• **Exercise instructions**
Locate the word "name" in the material, then show every line that holds it.

• **Data for the task**
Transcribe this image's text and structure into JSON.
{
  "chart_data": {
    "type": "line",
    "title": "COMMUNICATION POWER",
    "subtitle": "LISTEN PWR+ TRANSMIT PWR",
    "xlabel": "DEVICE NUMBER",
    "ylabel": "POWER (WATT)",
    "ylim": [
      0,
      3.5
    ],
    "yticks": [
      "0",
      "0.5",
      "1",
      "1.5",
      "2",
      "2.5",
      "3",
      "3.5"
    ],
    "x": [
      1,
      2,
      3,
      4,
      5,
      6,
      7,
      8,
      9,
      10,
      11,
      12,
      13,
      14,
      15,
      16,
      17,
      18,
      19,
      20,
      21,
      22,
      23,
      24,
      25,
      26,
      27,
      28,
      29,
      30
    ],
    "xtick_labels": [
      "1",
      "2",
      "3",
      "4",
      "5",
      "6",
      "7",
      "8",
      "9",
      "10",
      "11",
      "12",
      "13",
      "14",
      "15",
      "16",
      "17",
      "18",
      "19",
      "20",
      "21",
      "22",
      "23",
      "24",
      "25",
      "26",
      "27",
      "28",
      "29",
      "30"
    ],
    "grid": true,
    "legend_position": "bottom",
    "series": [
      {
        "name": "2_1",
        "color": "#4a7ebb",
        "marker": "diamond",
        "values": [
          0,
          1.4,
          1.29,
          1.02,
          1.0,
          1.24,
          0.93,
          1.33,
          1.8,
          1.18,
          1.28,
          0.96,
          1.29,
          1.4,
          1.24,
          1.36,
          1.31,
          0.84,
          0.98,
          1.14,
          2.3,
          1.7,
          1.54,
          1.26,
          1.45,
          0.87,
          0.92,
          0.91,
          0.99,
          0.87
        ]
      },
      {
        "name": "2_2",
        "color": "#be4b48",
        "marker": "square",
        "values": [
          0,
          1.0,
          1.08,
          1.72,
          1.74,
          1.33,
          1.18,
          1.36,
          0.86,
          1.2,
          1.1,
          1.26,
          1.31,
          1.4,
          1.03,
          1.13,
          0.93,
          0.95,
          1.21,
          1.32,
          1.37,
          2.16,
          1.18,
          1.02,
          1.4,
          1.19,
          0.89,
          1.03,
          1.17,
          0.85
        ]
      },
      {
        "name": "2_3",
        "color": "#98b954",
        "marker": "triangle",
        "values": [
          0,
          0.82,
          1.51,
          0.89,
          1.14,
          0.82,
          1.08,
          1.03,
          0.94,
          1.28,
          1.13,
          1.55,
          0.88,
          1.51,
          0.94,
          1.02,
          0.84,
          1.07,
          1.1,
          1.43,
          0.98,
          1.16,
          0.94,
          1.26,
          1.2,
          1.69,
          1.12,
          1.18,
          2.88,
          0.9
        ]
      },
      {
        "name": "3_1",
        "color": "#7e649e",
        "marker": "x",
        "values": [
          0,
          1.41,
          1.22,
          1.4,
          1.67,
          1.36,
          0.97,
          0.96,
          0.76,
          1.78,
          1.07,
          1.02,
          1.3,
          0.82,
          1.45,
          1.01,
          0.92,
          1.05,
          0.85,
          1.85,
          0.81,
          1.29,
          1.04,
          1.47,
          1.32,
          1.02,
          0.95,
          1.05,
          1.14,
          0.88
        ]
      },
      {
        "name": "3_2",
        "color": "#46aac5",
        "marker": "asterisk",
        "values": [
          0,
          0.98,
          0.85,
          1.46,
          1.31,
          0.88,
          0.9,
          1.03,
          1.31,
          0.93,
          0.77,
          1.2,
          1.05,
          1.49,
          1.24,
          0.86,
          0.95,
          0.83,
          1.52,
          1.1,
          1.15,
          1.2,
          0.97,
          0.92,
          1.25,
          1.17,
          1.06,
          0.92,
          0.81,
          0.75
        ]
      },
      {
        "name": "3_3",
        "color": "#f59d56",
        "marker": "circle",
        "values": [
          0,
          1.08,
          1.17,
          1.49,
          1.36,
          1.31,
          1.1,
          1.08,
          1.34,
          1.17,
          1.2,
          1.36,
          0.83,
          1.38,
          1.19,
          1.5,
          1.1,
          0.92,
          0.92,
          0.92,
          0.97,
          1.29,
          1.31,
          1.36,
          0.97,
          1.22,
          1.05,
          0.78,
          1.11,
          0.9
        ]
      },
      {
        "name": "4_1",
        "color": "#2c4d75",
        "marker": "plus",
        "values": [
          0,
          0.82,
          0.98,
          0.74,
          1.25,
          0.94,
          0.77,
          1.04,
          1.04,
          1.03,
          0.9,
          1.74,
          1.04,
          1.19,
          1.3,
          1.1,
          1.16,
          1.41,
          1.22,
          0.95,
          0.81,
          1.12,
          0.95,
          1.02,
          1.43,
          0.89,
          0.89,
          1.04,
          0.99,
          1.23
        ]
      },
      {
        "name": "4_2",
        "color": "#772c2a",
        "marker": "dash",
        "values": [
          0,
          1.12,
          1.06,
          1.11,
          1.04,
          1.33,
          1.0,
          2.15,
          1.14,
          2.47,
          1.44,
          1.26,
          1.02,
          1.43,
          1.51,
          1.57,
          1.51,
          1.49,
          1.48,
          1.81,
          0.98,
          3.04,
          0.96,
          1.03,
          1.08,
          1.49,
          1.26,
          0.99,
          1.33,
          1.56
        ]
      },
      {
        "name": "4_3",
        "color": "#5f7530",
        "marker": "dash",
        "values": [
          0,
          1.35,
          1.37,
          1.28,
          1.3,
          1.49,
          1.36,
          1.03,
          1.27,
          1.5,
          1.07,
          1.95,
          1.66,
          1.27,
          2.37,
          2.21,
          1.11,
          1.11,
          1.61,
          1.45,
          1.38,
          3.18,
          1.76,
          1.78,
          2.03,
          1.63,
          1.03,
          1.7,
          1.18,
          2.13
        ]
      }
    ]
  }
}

• **Task answer**
        "name": "2_1",
        "name": "2_2",
        "name": "2_3",
        "name": "3_1",
        "name": "3_2",
        "name": "3_3",
        "name": "4_1",
        "name": "4_2",
        "name": "4_3",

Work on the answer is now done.